Description of the task: Each line of the material must be returned exactly.

═══ Records provided

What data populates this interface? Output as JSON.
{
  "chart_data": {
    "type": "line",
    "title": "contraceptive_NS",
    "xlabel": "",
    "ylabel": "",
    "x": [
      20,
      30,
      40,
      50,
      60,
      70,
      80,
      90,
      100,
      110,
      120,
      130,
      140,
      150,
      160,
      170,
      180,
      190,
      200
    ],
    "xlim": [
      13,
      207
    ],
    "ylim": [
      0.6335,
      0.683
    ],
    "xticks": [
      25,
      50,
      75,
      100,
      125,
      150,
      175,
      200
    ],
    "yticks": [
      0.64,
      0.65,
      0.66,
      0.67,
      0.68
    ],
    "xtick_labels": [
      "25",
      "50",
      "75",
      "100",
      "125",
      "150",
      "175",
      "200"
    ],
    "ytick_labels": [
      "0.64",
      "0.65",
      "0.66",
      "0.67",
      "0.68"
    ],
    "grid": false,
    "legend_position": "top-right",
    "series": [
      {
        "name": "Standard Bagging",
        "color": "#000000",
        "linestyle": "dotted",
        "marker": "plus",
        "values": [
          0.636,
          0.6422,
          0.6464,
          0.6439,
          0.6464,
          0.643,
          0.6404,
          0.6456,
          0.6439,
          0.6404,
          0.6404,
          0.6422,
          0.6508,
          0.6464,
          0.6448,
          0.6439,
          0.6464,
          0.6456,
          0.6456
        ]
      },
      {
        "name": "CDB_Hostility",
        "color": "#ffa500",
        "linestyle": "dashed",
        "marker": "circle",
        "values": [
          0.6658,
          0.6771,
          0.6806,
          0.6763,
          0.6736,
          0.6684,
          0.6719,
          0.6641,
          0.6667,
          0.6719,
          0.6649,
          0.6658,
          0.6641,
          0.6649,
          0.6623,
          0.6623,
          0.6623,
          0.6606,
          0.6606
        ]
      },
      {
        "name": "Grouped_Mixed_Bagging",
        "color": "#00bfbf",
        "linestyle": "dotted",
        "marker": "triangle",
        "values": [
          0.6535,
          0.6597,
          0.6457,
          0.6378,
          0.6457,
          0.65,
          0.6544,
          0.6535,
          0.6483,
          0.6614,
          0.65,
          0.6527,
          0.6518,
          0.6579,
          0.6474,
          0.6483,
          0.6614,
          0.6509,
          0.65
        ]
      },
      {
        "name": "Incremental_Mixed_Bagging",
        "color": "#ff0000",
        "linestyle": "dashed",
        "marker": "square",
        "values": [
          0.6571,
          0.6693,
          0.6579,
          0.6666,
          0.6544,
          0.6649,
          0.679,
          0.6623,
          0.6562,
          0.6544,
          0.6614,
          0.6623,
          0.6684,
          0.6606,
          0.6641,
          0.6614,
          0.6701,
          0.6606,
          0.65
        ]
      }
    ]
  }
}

══════

Final result:
What data populates this interface? Output as JSON.
{
  "chart_data": {
    "type": "line",
    "title": "contraceptive_NS",
    "xlabel": "",
    "ylabel": "",
    "x": [
      20,
      30,
      40,
      50,
      60,
      70,
      80,
      90,
      100,
      110,
      120,
      130,
      140,
      150,
      160,
      170,
      180,
      190,
      200
    ],
    "xlim": [
      13,
      207
    ],
    "ylim": [
      0.6335,
      0.683
    ],
    "xticks": [
      25,
      50,
      75,
      100,
      125,
      150,
      175,
      200
    ],
    "yticks": [
      0.64,
      0.65,
      0.66,
      0.67,
      0.68
    ],
    "xtick_labels": [
      "25",
      "50",
      "75",
      "100",
      "125",
      "150",
      "175",
      "200"
    ],
    "ytick_labels": [
      "0.64",
      "0.65",
      "0.66",
      "0.67",
      "0.68"
    ],
    "grid": false,
    "legend_position": "top-right",
    "series": [
      {
        "name": "Standard Bagging",
        "color": "#000000",
        "linestyle": "dotted",
        "marker": "plus",
        "values": [
          0.636,
          0.6422,
          0.6464,
          0.6439,
          0.6464,
          0.643,
          0.6404,
          0.6456,
          0.6439,
          0.6404,
          0.6404,
          0.6422,
          0.6508,
          0.6464,
          0.6448,
          0.6439,
          0.6464,
          0.6456,
          0.6456
        ]
      },
      {
        "name": "CDB_Hostility",
        "color": "#ffa500",
        "linestyle": "dashed",
        "marker": "circle",
        "values": [
          0.6658,
          0.6771,
          0.6806,
          0.6763,
          0.6736,
          0.6684,
          0.6719,
          0.6641,
          0.6667,
          0.6719,
          0.6649,
          0.6658,
          0.6641,
          0.6649,
          0.6623,
          0.6623,
          0.6623,
          0.6606,
          0.6606
        ]
      },
      {
        "name": "Grouped_Mixed_Bagging",
        "color": "#00bfbf",
        "linestyle": "dotted",
        "marker": "triangle",
        "values": [
          0.6535,
          0.6597,
          0.6457,
          0.6378,
          0.6457,
          0.65,
          0.6544,
          0.6535,
          0.6483,
          0.6614,
          0.65,
          0.6527,
          0.6518,
          0.6579,
          0.6474,
          0.6483,
          0.6614,
          0.6509,
          0.65
        ]
      },
      {
        "name": "Incremental_Mixed_Bagging",
        "color": "#ff0000",
        "linestyle": "dashed",
        "marker": "square",
        "values": [
          0.6571,
          0.6693,
          0.6579,
          0.6666,
          0.6544,
          0.6649,
          0.679,
          0.6623,
          0.6562,
          0.6544,
          0.6614,
          0.6623,
          0.6684,
          0.6606,
          0.6641,
          0.6614,
          0.6701,
          0.6606,
          0.65
        ]
      }
    ]
  }
}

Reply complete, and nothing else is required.